**Aim**. Output all lines exactly.

**Listed records**.

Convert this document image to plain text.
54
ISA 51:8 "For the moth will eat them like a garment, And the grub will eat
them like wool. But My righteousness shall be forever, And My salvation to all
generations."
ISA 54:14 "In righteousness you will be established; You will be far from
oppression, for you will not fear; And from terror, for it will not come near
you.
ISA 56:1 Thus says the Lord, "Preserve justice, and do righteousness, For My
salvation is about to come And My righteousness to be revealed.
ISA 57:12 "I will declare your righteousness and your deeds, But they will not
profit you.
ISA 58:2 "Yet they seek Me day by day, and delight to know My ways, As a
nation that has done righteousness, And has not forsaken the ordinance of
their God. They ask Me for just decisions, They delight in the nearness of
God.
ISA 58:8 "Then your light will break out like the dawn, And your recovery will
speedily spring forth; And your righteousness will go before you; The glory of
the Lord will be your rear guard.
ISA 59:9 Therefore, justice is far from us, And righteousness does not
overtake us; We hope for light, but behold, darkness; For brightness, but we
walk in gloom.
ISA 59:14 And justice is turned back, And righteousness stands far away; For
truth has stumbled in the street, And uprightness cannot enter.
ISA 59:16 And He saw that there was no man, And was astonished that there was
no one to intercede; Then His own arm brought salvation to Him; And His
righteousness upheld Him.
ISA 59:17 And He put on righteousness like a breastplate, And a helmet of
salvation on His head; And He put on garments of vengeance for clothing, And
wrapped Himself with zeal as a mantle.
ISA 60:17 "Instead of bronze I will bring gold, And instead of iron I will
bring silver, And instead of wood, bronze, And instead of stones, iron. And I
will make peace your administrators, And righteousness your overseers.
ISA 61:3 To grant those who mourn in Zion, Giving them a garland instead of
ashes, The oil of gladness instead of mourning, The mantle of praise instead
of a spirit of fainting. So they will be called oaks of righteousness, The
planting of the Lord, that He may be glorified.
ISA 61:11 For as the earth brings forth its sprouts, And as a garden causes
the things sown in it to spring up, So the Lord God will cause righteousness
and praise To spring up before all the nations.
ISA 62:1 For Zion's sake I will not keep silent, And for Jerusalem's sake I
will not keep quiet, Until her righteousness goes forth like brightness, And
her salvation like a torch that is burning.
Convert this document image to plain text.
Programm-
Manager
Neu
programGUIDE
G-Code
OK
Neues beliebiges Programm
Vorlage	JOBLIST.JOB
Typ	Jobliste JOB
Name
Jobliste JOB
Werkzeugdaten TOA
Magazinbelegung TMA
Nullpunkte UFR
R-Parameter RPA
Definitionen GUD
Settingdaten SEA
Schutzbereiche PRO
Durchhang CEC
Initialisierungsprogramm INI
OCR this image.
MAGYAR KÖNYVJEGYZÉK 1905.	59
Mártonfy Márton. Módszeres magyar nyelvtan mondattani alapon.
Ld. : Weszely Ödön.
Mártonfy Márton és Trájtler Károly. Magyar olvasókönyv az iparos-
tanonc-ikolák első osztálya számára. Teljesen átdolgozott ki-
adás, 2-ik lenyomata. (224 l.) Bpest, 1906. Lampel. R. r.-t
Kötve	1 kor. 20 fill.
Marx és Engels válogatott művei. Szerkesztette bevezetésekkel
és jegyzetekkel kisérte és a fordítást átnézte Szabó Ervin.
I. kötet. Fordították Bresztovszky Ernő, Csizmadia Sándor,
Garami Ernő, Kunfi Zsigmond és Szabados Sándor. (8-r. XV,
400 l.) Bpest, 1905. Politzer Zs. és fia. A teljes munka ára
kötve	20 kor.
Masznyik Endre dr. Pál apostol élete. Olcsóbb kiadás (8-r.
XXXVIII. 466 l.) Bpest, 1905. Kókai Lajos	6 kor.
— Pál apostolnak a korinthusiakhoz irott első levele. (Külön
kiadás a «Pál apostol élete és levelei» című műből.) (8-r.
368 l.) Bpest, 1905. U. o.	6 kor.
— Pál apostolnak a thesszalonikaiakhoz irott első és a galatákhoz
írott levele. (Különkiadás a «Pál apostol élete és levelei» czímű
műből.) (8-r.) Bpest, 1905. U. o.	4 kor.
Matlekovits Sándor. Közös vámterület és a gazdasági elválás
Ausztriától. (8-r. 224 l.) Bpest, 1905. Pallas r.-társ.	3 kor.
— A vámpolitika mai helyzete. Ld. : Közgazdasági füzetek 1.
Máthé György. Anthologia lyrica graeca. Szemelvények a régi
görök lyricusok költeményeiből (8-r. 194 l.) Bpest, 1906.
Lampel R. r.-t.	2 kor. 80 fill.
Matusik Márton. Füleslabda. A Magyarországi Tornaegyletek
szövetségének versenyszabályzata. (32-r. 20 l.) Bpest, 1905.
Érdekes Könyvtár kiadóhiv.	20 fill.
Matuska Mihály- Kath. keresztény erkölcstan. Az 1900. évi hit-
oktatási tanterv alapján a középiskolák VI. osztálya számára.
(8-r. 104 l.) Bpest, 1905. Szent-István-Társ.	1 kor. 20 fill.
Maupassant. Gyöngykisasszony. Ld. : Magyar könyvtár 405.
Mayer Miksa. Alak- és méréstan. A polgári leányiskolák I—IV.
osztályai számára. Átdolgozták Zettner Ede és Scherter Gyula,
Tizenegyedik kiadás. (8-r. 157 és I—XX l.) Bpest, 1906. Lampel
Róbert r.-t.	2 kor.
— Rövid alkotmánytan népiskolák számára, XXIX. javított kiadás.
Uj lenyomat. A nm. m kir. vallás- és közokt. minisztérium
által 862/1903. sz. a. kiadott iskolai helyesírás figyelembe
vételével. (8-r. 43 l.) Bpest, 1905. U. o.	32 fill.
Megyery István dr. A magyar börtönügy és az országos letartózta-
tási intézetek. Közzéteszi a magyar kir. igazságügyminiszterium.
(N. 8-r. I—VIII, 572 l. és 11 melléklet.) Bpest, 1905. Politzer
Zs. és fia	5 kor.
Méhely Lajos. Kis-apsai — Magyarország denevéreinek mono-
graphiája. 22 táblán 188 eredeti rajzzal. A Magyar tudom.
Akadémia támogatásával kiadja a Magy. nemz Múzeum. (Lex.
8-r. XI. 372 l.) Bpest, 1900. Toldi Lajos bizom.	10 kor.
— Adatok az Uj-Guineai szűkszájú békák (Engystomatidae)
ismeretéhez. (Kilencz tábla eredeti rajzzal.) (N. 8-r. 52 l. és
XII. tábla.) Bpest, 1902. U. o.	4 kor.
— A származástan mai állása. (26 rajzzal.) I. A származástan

**Exercise answer**.
Convert this document image to plain text.
54
ISA 51:8 "For the moth will eat them like a garment, And the grub will eat
them like wool. But My righteousness shall be forever, And My salvation to all
generations."
ISA 54:14 "In righteousness you will be established; You will be far from
oppression, for you will not fear; And from terror, for it will not come near
you.
ISA 56:1 Thus says the Lord, "Preserve justice, and do righteousness, For My
salvation is about to come And My righteousness to be revealed.
ISA 57:12 "I will declare your righteousness and your deeds, But they will not
profit you.
ISA 58:2 "Yet they seek Me day by day, and delight to know My ways, As a
nation that has done righteousness, And has not forsaken the ordinance of
their God. They ask Me for just decisions, They delight in the nearness of
God.
ISA 58:8 "Then your light will break out like the dawn, And your recovery will
speedily spring forth; And your righteousness will go before you; The glory of
the Lord will be your rear guard.
ISA 59:9 Therefore, justice is far from us, And righteousness does not
overtake us; We hope for light, but behold, darkness; For brightness, but we
walk in gloom.
ISA 59:14 And justice is turned back, And righteousness stands far away; For
truth has stumbled in the street, And uprightness cannot enter.
ISA 59:16 And He saw that there was no man, And was astonished that there was
no one to intercede; Then His own arm brought salvation to Him; And His
righteousness upheld Him.
ISA 59:17 And He put on righteousness like a breastplate, And a helmet of
salvation on His head; And He put on garments of vengeance for clothing, And
wrapped Himself with zeal as a mantle.
ISA 60:17 "Instead of bronze I will bring gold, And instead of iron I will
bring silver, And instead of wood, bronze, And instead of stones, iron. And I
will make peace your administrators, And righteousness your overseers.
ISA 61:3 To grant those who mourn in Zion, Giving them a garland instead of
ashes, The oil of gladness instead of mourning, The mantle of praise instead
of a spirit of fainting. So they will be called oaks of righteousness, The
planting of the Lord, that He may be glorified.
ISA 61:11 For as the earth brings forth its sprouts, And as a garden causes
the things sown in it to spring up, So the Lord God will cause righteousness
and praise To spring up before all the nations.
ISA 62:1 For Zion's sake I will not keep silent, And for Jerusalem's sake I
will not keep quiet, Until her righteousness goes forth like brightness, And
her salvation like a torch that is burning.
Convert this document image to plain text.
Programm-
Manager
Neu
programGUIDE
G-Code
OK
Neues beliebiges Programm
Vorlage	JOBLIST.JOB
Typ	Jobliste JOB
Name
Jobliste JOB
Werkzeugdaten TOA
Magazinbelegung TMA
Nullpunkte UFR
R-Parameter RPA
Definitionen GUD
Settingdaten SEA
Schutzbereiche PRO
Durchhang CEC
Initialisierungsprogramm INI
OCR this image.
MAGYAR KÖNYVJEGYZÉK 1905.	59
Mártonfy Márton. Módszeres magyar nyelvtan mondattani alapon.
Ld. : Weszely Ödön.
Mártonfy Márton és Trájtler Károly. Magyar olvasókönyv az iparos-
tanonc-ikolák első osztálya számára. Teljesen átdolgozott ki-
adás, 2-ik lenyomata. (224 l.) Bpest, 1906. Lampel. R. r.-t
Kötve	1 kor. 20 fill.
Marx és Engels válogatott művei. Szerkesztette bevezetésekkel
és jegyzetekkel kisérte és a fordítást átnézte Szabó Ervin.
I. kötet. Fordították Bresztovszky Ernő, Csizmadia Sándor,
Garami Ernő, Kunfi Zsigmond és Szabados Sándor. (8-r. XV,
400 l.) Bpest, 1905. Politzer Zs. és fia. A teljes munka ára
kötve	20 kor.
Masznyik Endre dr. Pál apostol élete. Olcsóbb kiadás (8-r.
XXXVIII. 466 l.) Bpest, 1905. Kókai Lajos	6 kor.
— Pál apostolnak a korinthusiakhoz irott első levele. (Külön
kiadás a «Pál apostol élete és levelei» című műből.) (8-r.
368 l.) Bpest, 1905. U. o.	6 kor.
— Pál apostolnak a thesszalonikaiakhoz irott első és a galatákhoz
írott levele. (Különkiadás a «Pál apostol élete és levelei» czímű
műből.) (8-r.) Bpest, 1905. U. o.	4 kor.
Matlekovits Sándor. Közös vámterület és a gazdasági elválás
Ausztriától. (8-r. 224 l.) Bpest, 1905. Pallas r.-társ.	3 kor.
— A vámpolitika mai helyzete. Ld. : Közgazdasági füzetek 1.
Máthé György. Anthologia lyrica graeca. Szemelvények a régi
görök lyricusok költeményeiből (8-r. 194 l.) Bpest, 1906.
Lampel R. r.-t.	2 kor. 80 fill.
Matusik Márton. Füleslabda. A Magyarországi Tornaegyletek
szövetségének versenyszabályzata. (32-r. 20 l.) Bpest, 1905.
Érdekes Könyvtár kiadóhiv.	20 fill.
Matuska Mihály- Kath. keresztény erkölcstan. Az 1900. évi hit-
oktatási tanterv alapján a középiskolák VI. osztálya számára.
(8-r. 104 l.) Bpest, 1905. Szent-István-Társ.	1 kor. 20 fill.
Maupassant. Gyöngykisasszony. Ld. : Magyar könyvtár 405.
Mayer Miksa. Alak- és méréstan. A polgári leányiskolák I—IV.
osztályai számára. Átdolgozták Zettner Ede és Scherter Gyula,
Tizenegyedik kiadás. (8-r. 157 és I—XX l.) Bpest, 1906. Lampel
Róbert r.-t.	2 kor.
— Rövid alkotmánytan népiskolák számára, XXIX. javított kiadás.
Uj lenyomat. A nm. m kir. vallás- és közokt. minisztérium
által 862/1903. sz. a. kiadott iskolai helyesírás figyelembe
vételével. (8-r. 43 l.) Bpest, 1905. U. o.	32 fill.
Megyery István dr. A magyar börtönügy és az országos letartózta-
tási intézetek. Közzéteszi a magyar kir. igazságügyminiszterium.
(N. 8-r. I—VIII, 572 l. és 11 melléklet.) Bpest, 1905. Politzer
Zs. és fia	5 kor.
Méhely Lajos. Kis-apsai — Magyarország denevéreinek mono-
graphiája. 22 táblán 188 eredeti rajzzal. A Magyar tudom.
Akadémia támogatásával kiadja a Magy. nemz Múzeum. (Lex.
8-r. XI. 372 l.) Bpest, 1900. Toldi Lajos bizom.	10 kor.
— Adatok az Uj-Guineai szűkszájú békák (Engystomatidae)
ismeretéhez. (Kilencz tábla eredeti rajzzal.) (N. 8-r. 52 l. és
XII. tábla.) Bpest, 1902. U. o.	4 kor.
— A származástan mai állása. (26 rajzzal.) I. A származástan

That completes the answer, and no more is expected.